Copy out lines with the word "Create" from the material that follows.

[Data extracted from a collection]
"""
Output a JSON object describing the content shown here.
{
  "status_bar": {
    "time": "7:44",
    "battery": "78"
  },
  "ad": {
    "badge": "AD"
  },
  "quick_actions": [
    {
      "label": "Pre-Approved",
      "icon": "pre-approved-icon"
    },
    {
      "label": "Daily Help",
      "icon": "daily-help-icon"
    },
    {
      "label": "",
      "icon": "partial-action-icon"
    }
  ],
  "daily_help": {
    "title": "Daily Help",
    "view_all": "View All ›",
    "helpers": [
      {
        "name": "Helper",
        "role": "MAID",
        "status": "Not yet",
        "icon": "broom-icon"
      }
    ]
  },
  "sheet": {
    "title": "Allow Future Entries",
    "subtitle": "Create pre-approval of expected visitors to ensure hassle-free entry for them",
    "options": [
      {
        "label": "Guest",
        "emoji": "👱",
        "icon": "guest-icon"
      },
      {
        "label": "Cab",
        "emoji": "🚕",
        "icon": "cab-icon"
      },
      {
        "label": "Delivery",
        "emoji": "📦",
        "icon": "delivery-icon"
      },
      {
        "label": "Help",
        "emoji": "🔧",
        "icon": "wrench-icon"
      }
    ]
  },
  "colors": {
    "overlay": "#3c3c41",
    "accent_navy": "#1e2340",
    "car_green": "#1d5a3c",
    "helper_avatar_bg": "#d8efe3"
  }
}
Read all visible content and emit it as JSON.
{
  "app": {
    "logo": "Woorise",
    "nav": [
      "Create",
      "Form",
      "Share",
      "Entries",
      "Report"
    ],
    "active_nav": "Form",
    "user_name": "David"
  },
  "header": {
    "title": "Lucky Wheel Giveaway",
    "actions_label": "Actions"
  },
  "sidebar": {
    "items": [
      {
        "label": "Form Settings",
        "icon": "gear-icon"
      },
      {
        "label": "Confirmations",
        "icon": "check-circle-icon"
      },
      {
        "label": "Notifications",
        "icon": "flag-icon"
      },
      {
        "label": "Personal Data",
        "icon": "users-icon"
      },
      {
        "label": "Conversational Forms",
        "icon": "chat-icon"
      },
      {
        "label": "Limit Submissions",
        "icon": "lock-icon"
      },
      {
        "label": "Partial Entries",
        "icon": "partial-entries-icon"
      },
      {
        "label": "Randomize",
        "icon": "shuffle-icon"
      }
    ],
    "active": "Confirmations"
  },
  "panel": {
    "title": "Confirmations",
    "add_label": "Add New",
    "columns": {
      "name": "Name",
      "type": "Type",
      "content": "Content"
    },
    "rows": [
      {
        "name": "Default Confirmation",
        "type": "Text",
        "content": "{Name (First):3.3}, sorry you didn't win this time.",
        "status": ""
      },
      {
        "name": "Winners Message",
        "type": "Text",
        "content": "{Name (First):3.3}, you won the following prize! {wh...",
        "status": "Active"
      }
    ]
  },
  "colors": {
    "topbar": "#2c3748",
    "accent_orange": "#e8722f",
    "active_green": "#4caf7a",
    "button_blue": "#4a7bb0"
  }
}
"""
> **THE REPLY**:
    "subtitle": "Create pre-approval of expected visitors to ensure hassle-free entry for them",
      "Create",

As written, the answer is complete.